Skip to content

YourBOX Admin Panel

The 2020 admin surface lives under YourBOX/src/accounts/admin/post/ with three PHP scripts (index.php, edit.php, delete.php) that render a Bootstrap table and allow editing or deleting videos. There is no user management, no comment moderation, no report queue and no audit trail.

The new admin panel is built with EasyAdmin and lives under /admin. It is gated by the ROLE_ADMIN role from the authentication model and exposes four sections: catalog, users, moderation and audit.

flowchart TB
Dashboard[Admin dashboard]
Dashboard --> Catalog[Catalog: Videos, Tags, Categories]
Dashboard --> Users[Users: Accounts, Roles, Sessions]
Dashboard --> Moderation[Moderation: Reports, Comments, Actions]
Dashboard --> Audit[Audit: Read only log of privileged actions]
Catalog --> VideoCrud[Video CRUD: title, tags, status, transcoding state]
Users --> UserCrud[User CRUD: search, suspend, role change]
Moderation --> ReportCrud[Report queue: pending, acknowledged, resolved]
Moderation --> CommentMod[Comment moderation: soft delete, restore]
Audit --> AuditList[Audit list: filter by actor, target, action]

Each EasyAdmin CRUD class lives under the matching bounded context:

  • App\Catalog\UserInterface\Admin\VideoCrudController
  • App\Catalog\UserInterface\Admin\CategoryCrudController
  • App\Identity\UserInterface\Admin\UserCrudController
  • App\Moderation\UserInterface\Admin\ReportCrudController
  • App\Moderation\UserInterface\Admin\CommentModerationCrudController
  • App\Moderation\UserInterface\Admin\AuditLogCrudController

The video CRUD lists every video with filterable columns for status (pending, published, flagged, removed), uploader username, upload date, view count, like count and tag set. The edit form exposes the title, description, tag list, main category and a manual override for the status. The form never touches the storage keys directly; key management happens server side through the Catalog context.

• • •

▶ **Directions**
A) Answer these from the YourBOX admin panel text:
(i) What are the three PHP scripts in the 2020 admin surface?
(ii) Which role gates access to the new admin panel?
(iii) Which status values can the video list be filtered by?
B) Please extend the YourBOX admin panel text, picking up after its last sentence.

[Document layout analysis rows]

• • •

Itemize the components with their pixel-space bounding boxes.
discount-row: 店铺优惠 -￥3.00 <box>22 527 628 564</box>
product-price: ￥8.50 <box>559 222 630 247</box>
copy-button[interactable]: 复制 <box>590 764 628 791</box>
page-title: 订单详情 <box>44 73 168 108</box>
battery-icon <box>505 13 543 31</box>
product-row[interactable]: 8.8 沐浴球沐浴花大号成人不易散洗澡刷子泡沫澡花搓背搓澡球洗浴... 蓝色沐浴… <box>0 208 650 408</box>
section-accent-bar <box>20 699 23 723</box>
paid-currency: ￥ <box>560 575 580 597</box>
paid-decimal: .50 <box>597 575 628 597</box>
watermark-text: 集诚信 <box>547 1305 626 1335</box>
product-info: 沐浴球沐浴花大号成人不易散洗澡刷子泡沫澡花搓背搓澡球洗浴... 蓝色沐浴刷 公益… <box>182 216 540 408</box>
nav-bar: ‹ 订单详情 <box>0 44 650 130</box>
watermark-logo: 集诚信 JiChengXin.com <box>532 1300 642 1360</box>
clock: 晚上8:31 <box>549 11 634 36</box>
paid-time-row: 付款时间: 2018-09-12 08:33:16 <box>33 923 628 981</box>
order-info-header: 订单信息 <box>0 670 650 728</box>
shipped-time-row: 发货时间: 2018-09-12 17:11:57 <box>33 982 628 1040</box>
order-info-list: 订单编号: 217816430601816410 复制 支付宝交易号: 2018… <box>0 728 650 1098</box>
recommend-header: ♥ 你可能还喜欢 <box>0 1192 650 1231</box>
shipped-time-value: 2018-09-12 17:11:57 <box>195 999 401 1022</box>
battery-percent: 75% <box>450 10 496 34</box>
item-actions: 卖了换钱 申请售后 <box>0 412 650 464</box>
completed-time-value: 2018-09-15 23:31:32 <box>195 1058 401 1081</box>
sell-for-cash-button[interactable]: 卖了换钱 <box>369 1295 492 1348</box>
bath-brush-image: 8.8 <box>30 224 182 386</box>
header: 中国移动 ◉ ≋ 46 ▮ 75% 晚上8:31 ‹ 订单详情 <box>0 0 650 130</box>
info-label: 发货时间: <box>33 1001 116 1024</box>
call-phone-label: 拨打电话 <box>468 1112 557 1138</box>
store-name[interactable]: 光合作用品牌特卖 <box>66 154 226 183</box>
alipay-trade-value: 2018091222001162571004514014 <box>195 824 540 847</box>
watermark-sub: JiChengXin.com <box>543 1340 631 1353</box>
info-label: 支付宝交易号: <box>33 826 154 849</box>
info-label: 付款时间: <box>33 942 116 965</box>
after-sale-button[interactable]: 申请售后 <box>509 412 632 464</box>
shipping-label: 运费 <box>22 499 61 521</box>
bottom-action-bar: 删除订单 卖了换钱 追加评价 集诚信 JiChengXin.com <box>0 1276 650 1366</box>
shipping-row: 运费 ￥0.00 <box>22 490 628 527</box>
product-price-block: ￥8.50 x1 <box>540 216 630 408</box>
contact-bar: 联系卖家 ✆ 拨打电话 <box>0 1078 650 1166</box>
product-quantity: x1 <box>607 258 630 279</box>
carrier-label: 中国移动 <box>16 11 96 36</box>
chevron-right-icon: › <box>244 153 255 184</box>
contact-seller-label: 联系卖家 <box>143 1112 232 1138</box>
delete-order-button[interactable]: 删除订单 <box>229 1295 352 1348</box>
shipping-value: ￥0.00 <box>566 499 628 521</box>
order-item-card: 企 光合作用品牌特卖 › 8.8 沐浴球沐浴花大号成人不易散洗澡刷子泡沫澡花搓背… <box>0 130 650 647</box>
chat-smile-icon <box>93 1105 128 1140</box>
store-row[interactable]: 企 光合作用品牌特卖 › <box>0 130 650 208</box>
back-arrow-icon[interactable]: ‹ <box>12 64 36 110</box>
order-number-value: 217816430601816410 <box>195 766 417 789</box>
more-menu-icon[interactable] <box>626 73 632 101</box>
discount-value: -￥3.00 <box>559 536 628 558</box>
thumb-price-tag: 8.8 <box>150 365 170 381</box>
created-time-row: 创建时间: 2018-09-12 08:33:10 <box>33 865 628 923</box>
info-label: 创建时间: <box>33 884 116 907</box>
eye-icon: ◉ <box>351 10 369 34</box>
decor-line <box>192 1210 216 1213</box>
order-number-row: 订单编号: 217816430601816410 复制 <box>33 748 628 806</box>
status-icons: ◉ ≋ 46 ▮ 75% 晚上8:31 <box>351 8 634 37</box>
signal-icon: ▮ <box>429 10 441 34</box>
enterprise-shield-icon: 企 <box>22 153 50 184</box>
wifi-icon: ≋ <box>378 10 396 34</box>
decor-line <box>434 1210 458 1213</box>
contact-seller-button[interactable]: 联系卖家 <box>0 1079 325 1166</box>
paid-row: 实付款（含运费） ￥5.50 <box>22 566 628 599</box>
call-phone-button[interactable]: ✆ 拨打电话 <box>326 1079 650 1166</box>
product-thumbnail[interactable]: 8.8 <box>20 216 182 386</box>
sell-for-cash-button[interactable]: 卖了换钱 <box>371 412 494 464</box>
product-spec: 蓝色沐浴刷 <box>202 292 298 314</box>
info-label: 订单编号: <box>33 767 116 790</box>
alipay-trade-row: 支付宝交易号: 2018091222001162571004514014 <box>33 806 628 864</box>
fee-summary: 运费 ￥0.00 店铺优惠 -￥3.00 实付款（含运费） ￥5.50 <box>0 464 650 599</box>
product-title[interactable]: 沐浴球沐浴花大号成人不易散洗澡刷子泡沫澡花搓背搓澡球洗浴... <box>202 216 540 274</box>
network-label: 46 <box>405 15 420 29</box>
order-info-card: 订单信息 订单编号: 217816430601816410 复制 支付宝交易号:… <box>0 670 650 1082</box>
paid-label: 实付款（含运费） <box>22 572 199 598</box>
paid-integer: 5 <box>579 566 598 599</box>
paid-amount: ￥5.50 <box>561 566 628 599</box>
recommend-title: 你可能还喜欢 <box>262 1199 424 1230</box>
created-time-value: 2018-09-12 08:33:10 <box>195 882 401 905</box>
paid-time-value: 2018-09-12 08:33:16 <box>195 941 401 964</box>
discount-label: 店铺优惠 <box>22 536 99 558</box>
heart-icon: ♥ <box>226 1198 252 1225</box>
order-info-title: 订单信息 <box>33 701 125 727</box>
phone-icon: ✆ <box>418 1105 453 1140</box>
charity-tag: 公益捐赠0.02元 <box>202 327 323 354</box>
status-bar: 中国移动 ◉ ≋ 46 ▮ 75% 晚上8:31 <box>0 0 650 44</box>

• • •

▶ **Answers per task**
A)
(i) index.php, edit.php and delete.php
(ii) ROLE_ADMIN
(iii) Pending, published, flagged and removed

B)
The list view links each row to the public playback page and to a dry run preview that uses the same Twig template but rendered with the moderator context, so the moderator sees the same playback experience the public sees.

A button on the row triggers a RetryTranscoding command for videos in the failed status. The handler dispatches a new TranscodeVideo message and updates the status.

The user CRUD lists every user with columns for username, email, role list, oidc_sub presence, last seen timestamp and account age. Filters include the role, the oidc_sub presence (to separate OIDC users from local fallback accounts), and the suspension state.

The role change form is gated by an extra confirmation step that captures a free text reason. The reason is written to the audit log alongside the privilege change.

A “view sessions” action lists active session ids for the user and exposes a “revoke all sessions” button. The Symfony session storage is Redis, so invalidating a session is a single Redis DEL for the corresponding key prefix.

The report queue lists every open Report aggregate with the target (video, comment, user), the reporter username, the reason category and the elapsed time since the report was filed. Sorting defaults to oldest first to keep the queue moving.

Opening a report shows the targeted content next to the report payload. The moderator selects one of three actions: dismiss, acknowledge with a soft delete, or escalate to admin. Each action dispatches a command in the Moderation context and records an audit log entry.

The comment moderation view exposes a flat list of comments with a search by username and a date range filter. Soft deletion replaces the rendered content with a tombstone while preserving the thread shape and the foreign keys.

The audit log is read only. The CRUD class disables every action except index and detail. The list view filters by actor (subject or username), action type, target type and date range. The payload column shows the JSONB body, prettified.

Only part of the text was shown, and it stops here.